**TASK DESCRIPTION:** From the entries below, count the lines with "mean". Write only the count.

**Data extracted from a collection:**
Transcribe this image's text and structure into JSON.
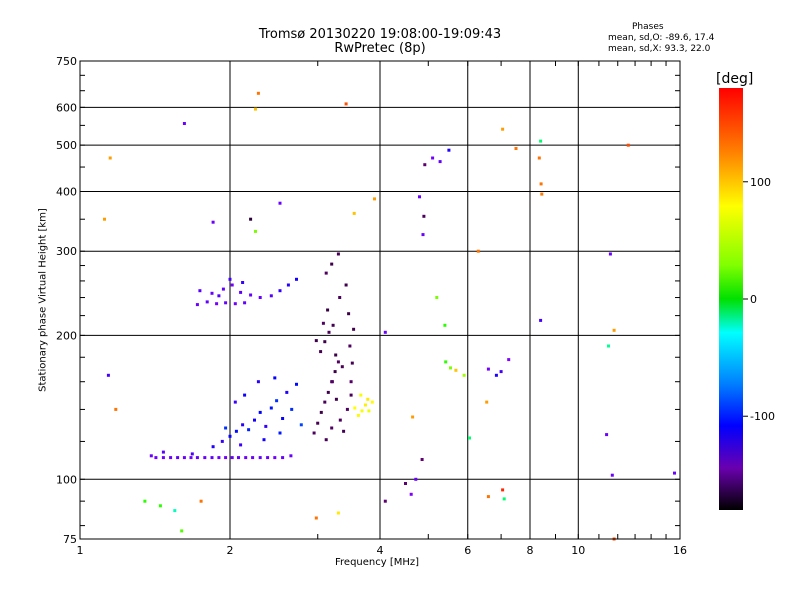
{
  "header": {
    "title": "Tromsø 20130220 19:08:00-19:09:43",
    "subtitle": "RwPretec (8p)",
    "phases_label": "Phases",
    "phases_o": "mean, sd,O: -89.6, 17.4",
    "phases_x": "mean, sd,X:  93.3, 22.0"
  },
  "chart_data": {
    "type": "scatter",
    "xlabel": "Frequency [MHz]",
    "ylabel": "Stationary phase Virtual Height [km]",
    "x_scale": "log",
    "y_scale": "log",
    "xlim": [
      1,
      16
    ],
    "ylim": [
      75,
      750
    ],
    "x_ticks": [
      1,
      2,
      4,
      6,
      8,
      10,
      16
    ],
    "y_ticks": [
      75,
      100,
      200,
      300,
      400,
      500,
      600,
      750
    ],
    "grid": true,
    "colorbar": {
      "label": "[deg]",
      "range": [
        -180,
        180
      ],
      "ticks": [
        100,
        0,
        -100
      ]
    },
    "series": [
      {
        "points": [
          [
            1.39,
            112,
            -110
          ],
          [
            1.42,
            111,
            -112
          ],
          [
            1.47,
            111,
            -111
          ],
          [
            1.52,
            111,
            -110
          ],
          [
            1.57,
            111,
            -108
          ],
          [
            1.62,
            111,
            -110
          ],
          [
            1.67,
            111,
            -111
          ],
          [
            1.72,
            111,
            -109
          ],
          [
            1.78,
            111,
            -110
          ],
          [
            1.84,
            111,
            -108
          ],
          [
            1.9,
            111,
            -110
          ],
          [
            1.96,
            111,
            -112
          ],
          [
            2.02,
            111,
            -110
          ],
          [
            2.08,
            111,
            -109
          ],
          [
            2.15,
            111,
            -111
          ],
          [
            2.22,
            111,
            -110
          ],
          [
            2.3,
            111,
            -108
          ],
          [
            2.38,
            111,
            -110
          ],
          [
            2.46,
            111,
            -112
          ],
          [
            2.55,
            111,
            -109
          ],
          [
            2.65,
            112,
            -110
          ],
          [
            1.47,
            114,
            -105
          ],
          [
            1.68,
            113,
            -102
          ],
          [
            1.85,
            117,
            -90
          ],
          [
            1.93,
            120,
            -95
          ],
          [
            2.0,
            123,
            -85
          ],
          [
            2.06,
            126,
            -80
          ],
          [
            2.12,
            130,
            -92
          ],
          [
            2.18,
            127,
            -75
          ],
          [
            2.24,
            133,
            -88
          ],
          [
            2.3,
            138,
            -82
          ],
          [
            2.36,
            129,
            -96
          ],
          [
            2.42,
            141,
            -78
          ],
          [
            2.48,
            146,
            -70
          ],
          [
            2.55,
            134,
            -85
          ],
          [
            2.6,
            152,
            -90
          ],
          [
            2.66,
            140,
            -72
          ],
          [
            2.72,
            158,
            -80
          ],
          [
            2.78,
            130,
            -65
          ],
          [
            2.05,
            145,
            -98
          ],
          [
            2.14,
            150,
            -86
          ],
          [
            2.28,
            160,
            -92
          ],
          [
            2.46,
            163,
            -84
          ],
          [
            1.96,
            128,
            -70
          ],
          [
            2.1,
            118,
            -98
          ],
          [
            2.34,
            121,
            -88
          ],
          [
            2.52,
            125,
            -76
          ],
          [
            2.95,
            125,
            -130
          ],
          [
            3.0,
            131,
            -135
          ],
          [
            3.05,
            138,
            -140
          ],
          [
            3.1,
            145,
            -132
          ],
          [
            3.15,
            152,
            -138
          ],
          [
            3.2,
            160,
            -130
          ],
          [
            3.25,
            168,
            -142
          ],
          [
            3.3,
            176,
            -128
          ],
          [
            3.04,
            185,
            -136
          ],
          [
            3.1,
            194,
            -140
          ],
          [
            3.16,
            203,
            -133
          ],
          [
            3.21,
            160,
            -126
          ],
          [
            3.27,
            147,
            -139
          ],
          [
            3.33,
            133,
            -131
          ],
          [
            3.38,
            126,
            -137
          ],
          [
            3.44,
            140,
            -129
          ],
          [
            3.12,
            121,
            -134
          ],
          [
            3.2,
            128,
            -127
          ],
          [
            3.26,
            182,
            -141
          ],
          [
            3.36,
            172,
            -133
          ],
          [
            3.5,
            160,
            -125
          ],
          [
            3.52,
            175,
            -135
          ],
          [
            3.48,
            190,
            -130
          ],
          [
            3.54,
            206,
            -138
          ],
          [
            3.46,
            222,
            -142
          ],
          [
            3.5,
            150,
            -132
          ],
          [
            2.98,
            195,
            -140
          ],
          [
            3.08,
            212,
            -128
          ],
          [
            3.14,
            226,
            -144
          ],
          [
            3.22,
            210,
            -136
          ],
          [
            3.32,
            240,
            -132
          ],
          [
            3.42,
            255,
            -138
          ],
          [
            3.12,
            270,
            -130
          ],
          [
            3.2,
            282,
            -140
          ],
          [
            3.3,
            296,
            -134
          ],
          [
            1.72,
            232,
            -110
          ],
          [
            1.8,
            235,
            -108
          ],
          [
            1.88,
            233,
            -112
          ],
          [
            1.96,
            234,
            -109
          ],
          [
            2.05,
            233,
            -111
          ],
          [
            2.14,
            234,
            -107
          ],
          [
            1.74,
            248,
            -105
          ],
          [
            1.84,
            245,
            -110
          ],
          [
            1.94,
            250,
            -108
          ],
          [
            2.02,
            255,
            -112
          ],
          [
            2.1,
            246,
            -106
          ],
          [
            2.2,
            243,
            -109
          ],
          [
            2.3,
            240,
            -110
          ],
          [
            2.42,
            242,
            -104
          ],
          [
            2.52,
            248,
            -96
          ],
          [
            2.62,
            255,
            -92
          ],
          [
            2.72,
            262,
            -88
          ],
          [
            2.0,
            262,
            -100
          ],
          [
            2.12,
            258,
            -96
          ],
          [
            1.9,
            242,
            -104
          ],
          [
            3.62,
            136,
            115
          ],
          [
            3.68,
            139,
            112
          ],
          [
            3.74,
            143,
            118
          ],
          [
            3.8,
            139,
            110
          ],
          [
            3.86,
            145,
            116
          ],
          [
            3.66,
            150,
            112
          ],
          [
            3.78,
            147,
            120
          ],
          [
            3.56,
            141,
            114
          ],
          [
            4.92,
            455,
            -120
          ],
          [
            5.1,
            470,
            -112
          ],
          [
            5.28,
            462,
            -108
          ],
          [
            5.5,
            488,
            -90
          ],
          [
            4.5,
            98,
            -120
          ],
          [
            4.62,
            93,
            -115
          ],
          [
            4.72,
            100,
            -110
          ],
          [
            4.86,
            110,
            -118
          ],
          [
            5.42,
            176,
            60
          ],
          [
            5.54,
            171,
            80
          ],
          [
            5.68,
            169,
            130
          ],
          [
            5.9,
            165,
            90
          ],
          [
            6.6,
            170,
            -112
          ],
          [
            6.85,
            165,
            -90
          ],
          [
            7.0,
            168,
            -100
          ],
          [
            7.25,
            178,
            -115
          ],
          [
            7.05,
            540,
            140
          ],
          [
            7.5,
            492,
            150
          ],
          [
            8.35,
            470,
            150
          ],
          [
            8.42,
            415,
            150
          ],
          [
            8.45,
            395,
            148
          ],
          [
            8.4,
            510,
            20
          ],
          [
            8.4,
            215,
            -100
          ],
          [
            11.6,
            296,
            -110
          ],
          [
            11.5,
            190,
            10
          ],
          [
            11.8,
            205,
            140
          ],
          [
            11.4,
            124,
            -110
          ],
          [
            11.8,
            75,
            160
          ],
          [
            12.6,
            500,
            160
          ],
          [
            15.6,
            103,
            -110
          ],
          [
            11.7,
            102,
            -110
          ],
          [
            1.15,
            470,
            140
          ],
          [
            1.12,
            350,
            140
          ],
          [
            1.14,
            165,
            -100
          ],
          [
            1.18,
            140,
            150
          ],
          [
            1.45,
            88,
            60
          ],
          [
            1.55,
            86,
            0
          ],
          [
            1.6,
            78,
            70
          ],
          [
            1.75,
            90,
            150
          ],
          [
            1.62,
            555,
            -110
          ],
          [
            1.85,
            345,
            -110
          ],
          [
            2.25,
            595,
            130
          ],
          [
            2.28,
            642,
            150
          ],
          [
            2.2,
            350,
            -150
          ],
          [
            2.25,
            330,
            80
          ],
          [
            2.52,
            378,
            -110
          ],
          [
            3.42,
            610,
            160
          ],
          [
            3.55,
            360,
            130
          ],
          [
            3.9,
            386,
            140
          ],
          [
            4.1,
            203,
            -110
          ],
          [
            4.8,
            390,
            -110
          ],
          [
            4.88,
            325,
            -110
          ],
          [
            4.9,
            355,
            -130
          ],
          [
            4.1,
            90,
            -120
          ],
          [
            2.98,
            83,
            150
          ],
          [
            3.3,
            85,
            120
          ],
          [
            5.4,
            210,
            60
          ],
          [
            5.2,
            240,
            80
          ],
          [
            6.6,
            92,
            150
          ],
          [
            7.1,
            91,
            20
          ],
          [
            7.05,
            95,
            170
          ],
          [
            6.3,
            300,
            150
          ],
          [
            6.55,
            145,
            140
          ],
          [
            6.05,
            122,
            20
          ],
          [
            1.35,
            90,
            60
          ],
          [
            4.65,
            135,
            140
          ]
        ]
      }
    ]
  }
}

**CORRECT RESPONSE:** 2